List each line of the data in which the string "ブロック代表馬選定競走" appears.

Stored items
☆ ☆ ☆ ☆ ☆ ☆ ☆

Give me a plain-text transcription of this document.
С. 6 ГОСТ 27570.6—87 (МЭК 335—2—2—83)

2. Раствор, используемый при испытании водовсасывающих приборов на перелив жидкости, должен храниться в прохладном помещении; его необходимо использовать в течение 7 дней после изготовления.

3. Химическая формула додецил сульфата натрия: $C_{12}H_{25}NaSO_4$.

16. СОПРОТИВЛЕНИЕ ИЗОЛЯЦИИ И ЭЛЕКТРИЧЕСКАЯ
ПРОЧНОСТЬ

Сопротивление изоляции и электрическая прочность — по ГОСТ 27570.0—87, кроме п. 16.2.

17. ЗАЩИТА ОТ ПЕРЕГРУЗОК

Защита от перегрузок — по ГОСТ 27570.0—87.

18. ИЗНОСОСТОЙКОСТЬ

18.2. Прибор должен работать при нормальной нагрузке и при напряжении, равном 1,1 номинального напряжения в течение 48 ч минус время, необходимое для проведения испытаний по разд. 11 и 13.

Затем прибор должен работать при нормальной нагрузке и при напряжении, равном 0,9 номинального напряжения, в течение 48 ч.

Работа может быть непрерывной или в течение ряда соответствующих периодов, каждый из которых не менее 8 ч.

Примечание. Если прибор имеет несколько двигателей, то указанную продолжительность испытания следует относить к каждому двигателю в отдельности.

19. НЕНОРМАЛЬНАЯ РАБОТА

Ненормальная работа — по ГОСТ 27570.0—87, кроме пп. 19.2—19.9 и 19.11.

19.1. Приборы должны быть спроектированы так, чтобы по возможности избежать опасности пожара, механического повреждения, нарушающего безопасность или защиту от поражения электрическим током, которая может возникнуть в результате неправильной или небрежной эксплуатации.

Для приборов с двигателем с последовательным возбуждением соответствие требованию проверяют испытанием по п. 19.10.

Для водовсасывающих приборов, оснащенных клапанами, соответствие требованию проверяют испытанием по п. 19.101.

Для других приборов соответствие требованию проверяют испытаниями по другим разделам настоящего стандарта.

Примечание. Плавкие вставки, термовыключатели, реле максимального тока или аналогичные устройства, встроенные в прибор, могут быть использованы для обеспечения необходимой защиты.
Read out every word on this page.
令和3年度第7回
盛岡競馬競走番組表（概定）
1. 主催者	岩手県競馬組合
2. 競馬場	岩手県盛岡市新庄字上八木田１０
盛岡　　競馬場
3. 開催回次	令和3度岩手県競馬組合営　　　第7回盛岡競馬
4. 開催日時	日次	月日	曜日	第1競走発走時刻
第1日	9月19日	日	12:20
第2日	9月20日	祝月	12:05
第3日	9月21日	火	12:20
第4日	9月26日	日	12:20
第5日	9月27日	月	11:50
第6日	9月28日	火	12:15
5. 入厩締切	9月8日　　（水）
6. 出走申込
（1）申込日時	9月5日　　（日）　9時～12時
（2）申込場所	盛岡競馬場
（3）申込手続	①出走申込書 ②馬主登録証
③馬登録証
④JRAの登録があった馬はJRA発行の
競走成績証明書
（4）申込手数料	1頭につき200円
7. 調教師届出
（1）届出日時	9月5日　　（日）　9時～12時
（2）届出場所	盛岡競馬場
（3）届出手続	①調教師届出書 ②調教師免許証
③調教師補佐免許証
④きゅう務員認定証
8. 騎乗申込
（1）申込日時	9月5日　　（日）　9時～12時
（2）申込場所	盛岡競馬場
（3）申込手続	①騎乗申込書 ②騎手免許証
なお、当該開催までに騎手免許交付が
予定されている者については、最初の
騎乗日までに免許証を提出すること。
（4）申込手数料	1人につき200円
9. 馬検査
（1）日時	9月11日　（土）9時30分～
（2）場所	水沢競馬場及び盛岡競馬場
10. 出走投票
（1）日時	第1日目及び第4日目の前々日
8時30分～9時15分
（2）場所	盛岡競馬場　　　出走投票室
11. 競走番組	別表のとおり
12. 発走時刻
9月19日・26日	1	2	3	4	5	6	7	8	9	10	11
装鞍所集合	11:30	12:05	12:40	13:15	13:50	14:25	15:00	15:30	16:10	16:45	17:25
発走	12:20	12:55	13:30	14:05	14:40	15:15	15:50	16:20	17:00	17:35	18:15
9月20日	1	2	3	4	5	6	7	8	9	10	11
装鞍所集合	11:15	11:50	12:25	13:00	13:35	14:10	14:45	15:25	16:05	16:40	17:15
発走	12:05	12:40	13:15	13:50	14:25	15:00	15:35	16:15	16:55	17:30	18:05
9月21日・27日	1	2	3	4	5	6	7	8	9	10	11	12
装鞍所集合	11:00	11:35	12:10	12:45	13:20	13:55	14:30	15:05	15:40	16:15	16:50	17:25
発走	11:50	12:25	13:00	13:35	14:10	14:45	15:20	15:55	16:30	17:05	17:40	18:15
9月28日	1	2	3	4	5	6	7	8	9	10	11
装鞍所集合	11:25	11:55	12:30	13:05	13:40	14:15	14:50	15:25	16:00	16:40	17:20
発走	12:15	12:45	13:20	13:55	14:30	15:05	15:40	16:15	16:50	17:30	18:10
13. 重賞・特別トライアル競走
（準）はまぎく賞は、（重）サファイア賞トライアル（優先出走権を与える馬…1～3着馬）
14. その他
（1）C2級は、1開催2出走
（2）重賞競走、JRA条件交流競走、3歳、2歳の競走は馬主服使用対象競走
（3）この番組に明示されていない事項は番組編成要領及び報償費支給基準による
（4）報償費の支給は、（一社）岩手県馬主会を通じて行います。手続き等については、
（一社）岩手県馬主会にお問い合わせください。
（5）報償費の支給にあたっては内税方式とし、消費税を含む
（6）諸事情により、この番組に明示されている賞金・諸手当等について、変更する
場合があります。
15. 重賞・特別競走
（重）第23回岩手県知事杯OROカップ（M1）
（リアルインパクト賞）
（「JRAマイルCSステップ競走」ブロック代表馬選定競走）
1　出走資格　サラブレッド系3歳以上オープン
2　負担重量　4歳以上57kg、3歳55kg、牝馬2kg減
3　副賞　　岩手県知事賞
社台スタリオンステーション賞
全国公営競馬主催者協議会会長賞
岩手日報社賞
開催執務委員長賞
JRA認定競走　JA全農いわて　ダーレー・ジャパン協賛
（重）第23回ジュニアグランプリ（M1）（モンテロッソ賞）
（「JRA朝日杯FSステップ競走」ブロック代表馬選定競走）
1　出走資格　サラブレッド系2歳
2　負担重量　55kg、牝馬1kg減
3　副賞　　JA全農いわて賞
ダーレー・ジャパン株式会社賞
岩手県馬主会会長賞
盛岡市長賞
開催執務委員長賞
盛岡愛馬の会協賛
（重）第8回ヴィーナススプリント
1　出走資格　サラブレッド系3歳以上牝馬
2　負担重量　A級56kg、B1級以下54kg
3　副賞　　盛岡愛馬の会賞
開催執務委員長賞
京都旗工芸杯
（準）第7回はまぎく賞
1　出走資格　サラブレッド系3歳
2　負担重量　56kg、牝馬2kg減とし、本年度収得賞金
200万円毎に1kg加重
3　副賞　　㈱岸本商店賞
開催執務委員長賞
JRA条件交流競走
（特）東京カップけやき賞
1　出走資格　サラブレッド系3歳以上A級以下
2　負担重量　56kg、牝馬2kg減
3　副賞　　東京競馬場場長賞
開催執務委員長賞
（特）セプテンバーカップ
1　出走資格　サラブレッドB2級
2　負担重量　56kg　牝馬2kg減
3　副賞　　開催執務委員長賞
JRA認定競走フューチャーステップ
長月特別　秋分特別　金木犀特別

☆ ☆ ☆ ☆ ☆ ☆ ☆

Correct result —
（「JRAマイルCSステップ競走」ブロック代表馬選定競走）
（「JRA朝日杯FSステップ競走」ブロック代表馬選定競走）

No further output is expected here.